Reproduce every entry below precisely. Pictures are excluded from the copy.
## Start Given records
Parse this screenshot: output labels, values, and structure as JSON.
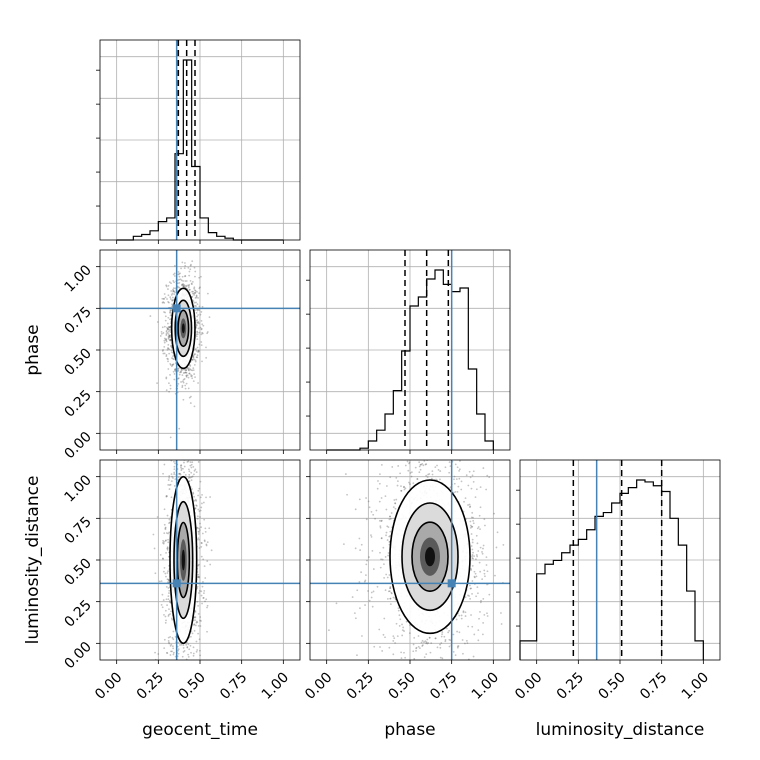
{
  "chart_data": {
    "type": "corner",
    "parameters": [
      "geocent_time",
      "phase",
      "luminosity_distance"
    ],
    "axis_labels": {
      "x": [
        "geocent_time",
        "phase",
        "luminosity_distance"
      ],
      "y": [
        "phase",
        "luminosity_distance"
      ]
    },
    "tick_values": [
      "0.00",
      "0.25",
      "0.50",
      "0.75",
      "1.00"
    ],
    "xlim": [
      -0.1,
      1.1
    ],
    "ylim": [
      -0.1,
      1.1
    ],
    "grid": true,
    "truths": {
      "geocent_time": 0.36,
      "phase": 0.75,
      "luminosity_distance": 0.36
    },
    "truth_color": "#4682b4",
    "quantiles": {
      "geocent_time": [
        0.37,
        0.42,
        0.47
      ],
      "phase": [
        0.47,
        0.6,
        0.73
      ],
      "luminosity_distance": [
        0.22,
        0.51,
        0.75
      ]
    },
    "histograms": {
      "geocent_time": {
        "edges": [
          0.0,
          0.05,
          0.1,
          0.15,
          0.2,
          0.25,
          0.3,
          0.35,
          0.4,
          0.45,
          0.5,
          0.55,
          0.6,
          0.65,
          0.7,
          0.75,
          0.8,
          0.85,
          0.9,
          0.95,
          1.0
        ],
        "values": [
          0,
          0,
          0.02,
          0.03,
          0.05,
          0.1,
          0.12,
          0.47,
          0.98,
          0.4,
          0.12,
          0.04,
          0.02,
          0.01,
          0,
          0,
          0,
          0,
          0,
          0
        ]
      },
      "phase": {
        "edges": [
          0.0,
          0.05,
          0.1,
          0.15,
          0.2,
          0.25,
          0.3,
          0.35,
          0.4,
          0.45,
          0.5,
          0.55,
          0.6,
          0.65,
          0.7,
          0.75,
          0.8,
          0.85,
          0.9,
          0.95,
          1.0
        ],
        "values": [
          0,
          0,
          0,
          0,
          0.01,
          0.05,
          0.11,
          0.2,
          0.33,
          0.55,
          0.8,
          0.85,
          0.95,
          1.0,
          0.92,
          0.88,
          0.9,
          0.45,
          0.2,
          0.05
        ]
      },
      "luminosity_distance": {
        "edges": [
          -0.1,
          0.0,
          0.05,
          0.1,
          0.15,
          0.2,
          0.25,
          0.3,
          0.35,
          0.4,
          0.45,
          0.5,
          0.55,
          0.6,
          0.65,
          0.7,
          0.75,
          0.8,
          0.85,
          0.9,
          0.95,
          1.0
        ],
        "values": [
          0.1,
          0.45,
          0.5,
          0.52,
          0.56,
          0.6,
          0.63,
          0.68,
          0.75,
          0.77,
          0.82,
          0.87,
          0.9,
          0.94,
          0.93,
          0.91,
          0.88,
          0.74,
          0.6,
          0.36,
          0.1
        ]
      }
    },
    "density_2d": [
      {
        "x_param": "geocent_time",
        "y_param": "phase",
        "center": [
          0.4,
          0.63
        ],
        "sigma": [
          0.035,
          0.12
        ]
      },
      {
        "x_param": "geocent_time",
        "y_param": "luminosity_distance",
        "center": [
          0.4,
          0.5
        ],
        "sigma": [
          0.04,
          0.25
        ]
      },
      {
        "x_param": "phase",
        "y_param": "luminosity_distance",
        "center": [
          0.62,
          0.52
        ],
        "sigma": [
          0.12,
          0.23
        ]
      }
    ]
  }
}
## End Given records
Written answer.
Parse this screenshot: output labels, values, and structure as JSON.
{
  "chart_data": {
    "type": "corner",
    "parameters": [
      "geocent_time",
      "phase",
      "luminosity_distance"
    ],
    "axis_labels": {
      "x": [
        "geocent_time",
        "phase",
        "luminosity_distance"
      ],
      "y": [
        "phase",
        "luminosity_distance"
      ]
    },
    "tick_values": [
      "0.00",
      "0.25",
      "0.50",
      "0.75",
      "1.00"
    ],
    "xlim": [
      -0.1,
      1.1
    ],
    "ylim": [
      -0.1,
      1.1
    ],
    "grid": true,
    "truths": {
      "geocent_time": 0.36,
      "phase": 0.75,
      "luminosity_distance": 0.36
    },
    "truth_color": "#4682b4",
    "quantiles": {
      "geocent_time": [
        0.37,
        0.42,
        0.47
      ],
      "phase": [
        0.47,
        0.6,
        0.73
      ],
      "luminosity_distance": [
        0.22,
        0.51,
        0.75
      ]
    },
    "histograms": {
      "geocent_time": {
        "edges": [
          0.0,
          0.05,
          0.1,
          0.15,
          0.2,
          0.25,
          0.3,
          0.35,
          0.4,
          0.45,
          0.5,
          0.55,
          0.6,
          0.65,
          0.7,
          0.75,
          0.8,
          0.85,
          0.9,
          0.95,
          1.0
        ],
        "values": [
          0,
          0,
          0.02,
          0.03,
          0.05,
          0.1,
          0.12,
          0.47,
          0.98,
          0.4,
          0.12,
          0.04,
          0.02,
          0.01,
          0,
          0,
          0,
          0,
          0,
          0
        ]
      },
      "phase": {
        "edges": [
          0.0,
          0.05,
          0.1,
          0.15,
          0.2,
          0.25,
          0.3,
          0.35,
          0.4,
          0.45,
          0.5,
          0.55,
          0.6,
          0.65,
          0.7,
          0.75,
          0.8,
          0.85,
          0.9,
          0.95,
          1.0
        ],
        "values": [
          0,
          0,
          0,
          0,
          0.01,
          0.05,
          0.11,
          0.2,
          0.33,
          0.55,
          0.8,
          0.85,
          0.95,
          1.0,
          0.92,
          0.88,
          0.9,
          0.45,
          0.2,
          0.05
        ]
      },
      "luminosity_distance": {
        "edges": [
          -0.1,
          0.0,
          0.05,
          0.1,
          0.15,
          0.2,
          0.25,
          0.3,
          0.35,
          0.4,
          0.45,
          0.5,
          0.55,
          0.6,
          0.65,
          0.7,
          0.75,
          0.8,
          0.85,
          0.9,
          0.95,
          1.0
        ],
        "values": [
          0.1,
          0.45,
          0.5,
          0.52,
          0.56,
          0.6,
          0.63,
          0.68,
          0.75,
          0.77,
          0.82,
          0.87,
          0.9,
          0.94,
          0.93,
          0.91,
          0.88,
          0.74,
          0.6,
          0.36,
          0.1
        ]
      }
    },
    "density_2d": [
      {
        "x_param": "geocent_time",
        "y_param": "phase",
        "center": [
          0.4,
          0.63
        ],
        "sigma": [
          0.035,
          0.12
        ]
      },
      {
        "x_param": "geocent_time",
        "y_param": "luminosity_distance",
        "center": [
          0.4,
          0.5
        ],
        "sigma": [
          0.04,
          0.25
        ]
      },
      {
        "x_param": "phase",
        "y_param": "luminosity_distance",
        "center": [
          0.62,
          0.52
        ],
        "sigma": [
          0.12,
          0.23
        ]
      }
    ]
  }
}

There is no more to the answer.